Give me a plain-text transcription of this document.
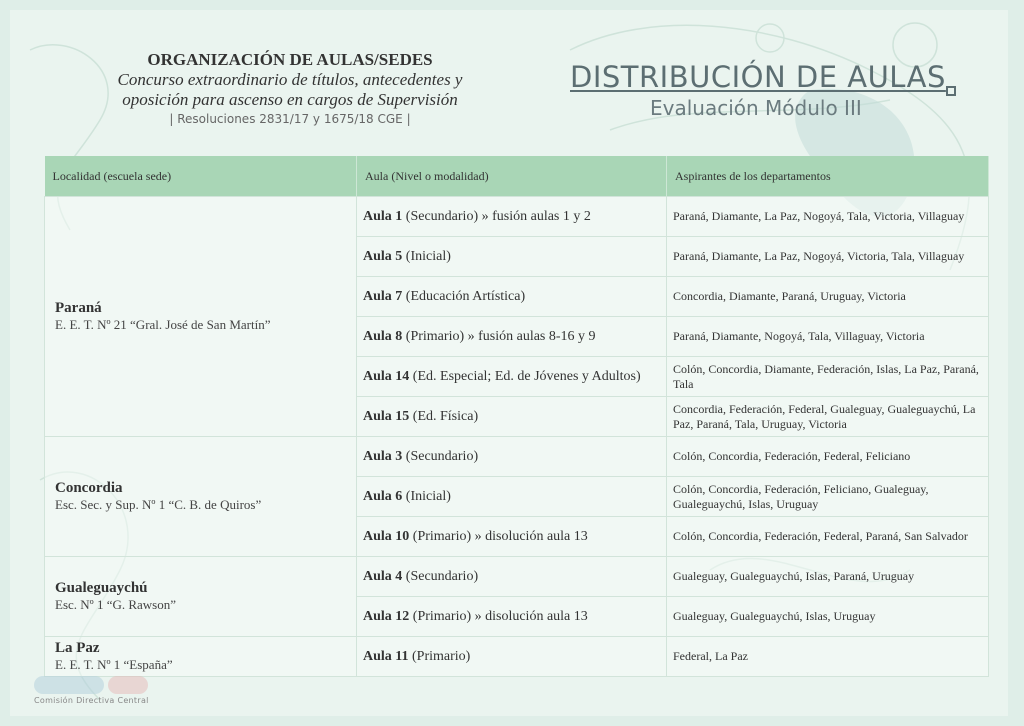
ORGANIZACIÓN DE AULAS/SEDES
Concurso extraordinario de títulos, antecedentes y
oposición para ascenso en cargos de Supervisión
| Resoluciones 2831/17 y 1675/18 CGE |
DISTRIBUCIÓN DE AULAS
Evaluación Módulo III
Localidad (escuela sede)	Aula (Nivel o modalidad)	Aspirantes de los departamentos

Paraná
E. E. T. Nº 21 “Gral. José de San Martín”	Aula 1 (Secundario) » fusión aulas 1 y 2	Paraná, Diamante, La Paz, Nogoyá, Tala, Victoria, Villaguay
	Aula 5 (Inicial)	Paraná, Diamante, La Paz, Nogoyá, Victoria, Tala, Villaguay
	Aula 7 (Educación Artística)	Concordia, Diamante, Paraná, Uruguay, Victoria
	Aula 8 (Primario) » fusión aulas 8-16 y 9	Paraná, Diamante, Nogoyá, Tala, Villaguay, Victoria
	Aula 14 (Ed. Especial; Ed. de Jóvenes y Adultos)	Colón, Concordia, Diamante, Federación, Islas, La Paz, Paraná, Tala
	Aula 15 (Ed. Física)	Concordia, Federación, Federal, Gualeguay, Gualeguaychú, La Paz, Paraná, Tala, Uruguay, Victoria

Concordia
Esc. Sec. y Sup. Nº 1 “C. B. de Quiros”	Aula 3 (Secundario)	Colón, Concordia, Federación, Federal, Feliciano
	Aula 6 (Inicial)	Colón, Concordia, Federación, Feliciano, Gualeguay, Gualeguaychú, Islas, Uruguay
	Aula 10 (Primario) » disolución aula 13	Colón, Concordia, Federación, Federal, Paraná, San Salvador

Gualeguaychú
Esc. Nº 1 “G. Rawson”	Aula 4 (Secundario)	Gualeguay, Gualeguaychú, Islas, Paraná, Uruguay
	Aula 12 (Primario) » disolución aula 13	Gualeguay, Gualeguaychú, Islas, Uruguay

La Paz
E. E. T. Nº 1 “España”	Aula 11 (Primario)	Federal, La Paz
Comisión Directiva Central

### [Given instruction]
All of the entries above should be copied exactly, except for the pictures.

### [Exercise response]
Give me a plain-text transcription of this document.
ORGANIZACIÓN DE AULAS/SEDES
Concurso extraordinario de títulos, antecedentes y
oposición para ascenso en cargos de Supervisión
| Resoluciones 2831/17 y 1675/18 CGE |
DISTRIBUCIÓN DE AULAS
Evaluación Módulo III
Localidad (escuela sede)	Aula (Nivel o modalidad)	Aspirantes de los departamentos

Paraná
E. E. T. Nº 21 “Gral. José de San Martín”	Aula 1 (Secundario) » fusión aulas 1 y 2	Paraná, Diamante, La Paz, Nogoyá, Tala, Victoria, Villaguay
	Aula 5 (Inicial)	Paraná, Diamante, La Paz, Nogoyá, Victoria, Tala, Villaguay
	Aula 7 (Educación Artística)	Concordia, Diamante, Paraná, Uruguay, Victoria
	Aula 8 (Primario) » fusión aulas 8-16 y 9	Paraná, Diamante, Nogoyá, Tala, Villaguay, Victoria
	Aula 14 (Ed. Especial; Ed. de Jóvenes y Adultos)	Colón, Concordia, Diamante, Federación, Islas, La Paz, Paraná, Tala
	Aula 15 (Ed. Física)	Concordia, Federación, Federal, Gualeguay, Gualeguaychú, La Paz, Paraná, Tala, Uruguay, Victoria

Concordia
Esc. Sec. y Sup. Nº 1 “C. B. de Quiros”	Aula 3 (Secundario)	Colón, Concordia, Federación, Federal, Feliciano
	Aula 6 (Inicial)	Colón, Concordia, Federación, Feliciano, Gualeguay, Gualeguaychú, Islas, Uruguay
	Aula 10 (Primario) » disolución aula 13	Colón, Concordia, Federación, Federal, Paraná, San Salvador

Gualeguaychú
Esc. Nº 1 “G. Rawson”	Aula 4 (Secundario)	Gualeguay, Gualeguaychú, Islas, Paraná, Uruguay
	Aula 12 (Primario) » disolución aula 13	Gualeguay, Gualeguaychú, Islas, Uruguay

La Paz
E. E. T. Nº 1 “España”	Aula 11 (Primario)	Federal, La Paz
Comisión Directiva Central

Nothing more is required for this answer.